WHAT NEEDS TO BE DONE
Transcribe each line of the records below exactly, excluding any embedded images.

------ PROVIDED DATA

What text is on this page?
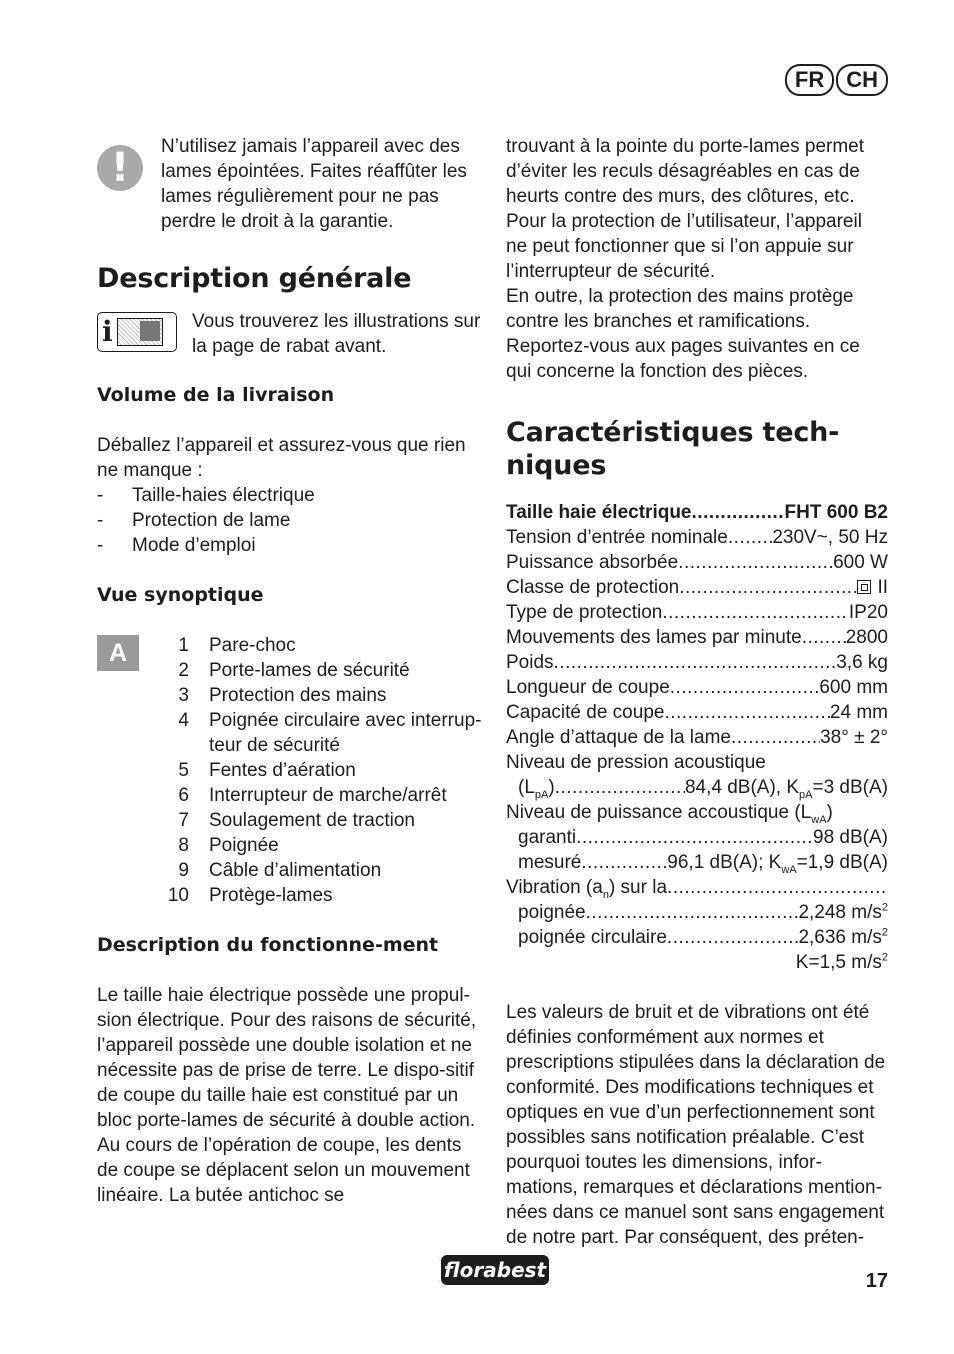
FR	CH
!	N’utilisez jamais l’appareil avec des lames épointées. Faites réaffûter les lames régulièrement pour ne pas perdre le droit à la garantie.

Description générale
i	Vous trouverez les illustrations sur la page de rabat avant.

Volume de la livraison

Déballez l’appareil et assurez-vous que rien ne manque :

- Taille-haies électrique
- Protection de lame
- Mode d’emploi
Vue synoptique
A	1	Pare-choc
2	Porte-lames de sécurité
3	Protection des mains
4	Poignée circulaire avec interrup-teur de sécurité
5	Fentes d’aération
6	Interrupteur de marche/arrêt
7	Soulagement de traction
8	Poignée
9	Câble d’alimentation
10	Protège-lames
Description du fonctionne-ment

Le taille haie électrique possède une propul-sion électrique. Pour des raisons de sécurité, l’appareil possède une double isolation et ne nécessite pas de prise de terre. Le dispo-sitif de coupe du taille haie est constitué par un bloc porte-lames de sécurité à double action. Au cours de l’opération de coupe, les dents de coupe se déplacent selon un mouvement linéaire. La butée antichoc se

trouvant à la pointe du porte-lames permet d’éviter les reculs désagréables en cas de heurts contre des murs, des clôtures, etc. Pour la protection de l’utilisateur, l’appareil ne peut fonctionner que si l’on appuie sur l’interrupteur de sécurité.

En outre, la protection des mains protège contre les branches et ramifications.

Reportez-vous aux pages suivantes en ce qui concerne la fonction des pièces.

Caractéristiques tech-niques
Taille haie électrique .....	FHT 600 B2
Tension d’entrée nominale ..... 230V~, 50 Hz
Puissance absorbée .....	600 W
Classe de protection .....	II
Type de protection .....	IP20
Mouvements des lames par minute ..... 2800
Poids .....	3,6 kg
Longueur de coupe .....	600 mm
Capacité de coupe .....	24 mm
Angle d’attaque de la lame .....	38° ± 2°
Niveau de pression acoustique
$(L_{pA})$ .....	84,4 dB(A), $K_{pA}=3$ dB(A)
Niveau de puissance accoustique $(L_{wA})$
garanti .....	98 dB(A)
mesuré .....	96,1 dB(A); $K_{wA}=1,9$ dB(A)
Vibration $(a_n)$ sur la
.....
poignée .....	2,248 $m/s^2$
poignée circulaire .....	2,636 $m/s^2$
K=1,5 $m/s^2$

Les valeurs de bruit et de vibrations ont été définies conformément aux normes et prescriptions stipulées dans la déclaration de conformité. Des modifications techniques et optiques en vue d’un perfectionnement sont possibles sans notification préalable. C’est pourquoi toutes les dimensions, infor-mations, remarques et déclarations mention-nées dans ce manuel sont sans engagement de notre part. Par conséquent, des préten-

florabest	17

------------

COMPLETE ANSWER
What text is on this page?
FR	CH
!	N’utilisez jamais l’appareil avec des lames épointées. Faites réaffûter les lames régulièrement pour ne pas perdre le droit à la garantie.

Description générale
i	Vous trouverez les illustrations sur la page de rabat avant.

Volume de la livraison

Déballez l’appareil et assurez-vous que rien ne manque :

- Taille-haies électrique
- Protection de lame
- Mode d’emploi
Vue synoptique
A	1	Pare-choc
2	Porte-lames de sécurité
3	Protection des mains
4	Poignée circulaire avec interrup-teur de sécurité
5	Fentes d’aération
6	Interrupteur de marche/arrêt
7	Soulagement de traction
8	Poignée
9	Câble d’alimentation
10	Protège-lames
Description du fonctionne-ment

Le taille haie électrique possède une propul-sion électrique. Pour des raisons de sécurité, l’appareil possède une double isolation et ne nécessite pas de prise de terre. Le dispo-sitif de coupe du taille haie est constitué par un bloc porte-lames de sécurité à double action. Au cours de l’opération de coupe, les dents de coupe se déplacent selon un mouvement linéaire. La butée antichoc se

trouvant à la pointe du porte-lames permet d’éviter les reculs désagréables en cas de heurts contre des murs, des clôtures, etc. Pour la protection de l’utilisateur, l’appareil ne peut fonctionner que si l’on appuie sur l’interrupteur de sécurité.

En outre, la protection des mains protège contre les branches et ramifications.

Reportez-vous aux pages suivantes en ce qui concerne la fonction des pièces.

Caractéristiques tech-niques
Taille haie électrique .....	FHT 600 B2
Tension d’entrée nominale ..... 230V~, 50 Hz
Puissance absorbée .....	600 W
Classe de protection .....	II
Type de protection .....	IP20
Mouvements des lames par minute ..... 2800
Poids .....	3,6 kg
Longueur de coupe .....	600 mm
Capacité de coupe .....	24 mm
Angle d’attaque de la lame .....	38° ± 2°
Niveau de pression acoustique
$(L_{pA})$ .....	84,4 dB(A), $K_{pA}=3$ dB(A)
Niveau de puissance accoustique $(L_{wA})$
garanti .....	98 dB(A)
mesuré .....	96,1 dB(A); $K_{wA}=1,9$ dB(A)
Vibration $(a_n)$ sur la
.....
poignée .....	2,248 $m/s^2$
poignée circulaire .....	2,636 $m/s^2$
K=1,5 $m/s^2$

Les valeurs de bruit et de vibrations ont été définies conformément aux normes et prescriptions stipulées dans la déclaration de conformité. Des modifications techniques et optiques en vue d’un perfectionnement sont possibles sans notification préalable. C’est pourquoi toutes les dimensions, infor-mations, remarques et déclarations mention-nées dans ce manuel sont sans engagement de notre part. Par conséquent, des préten-

florabest	17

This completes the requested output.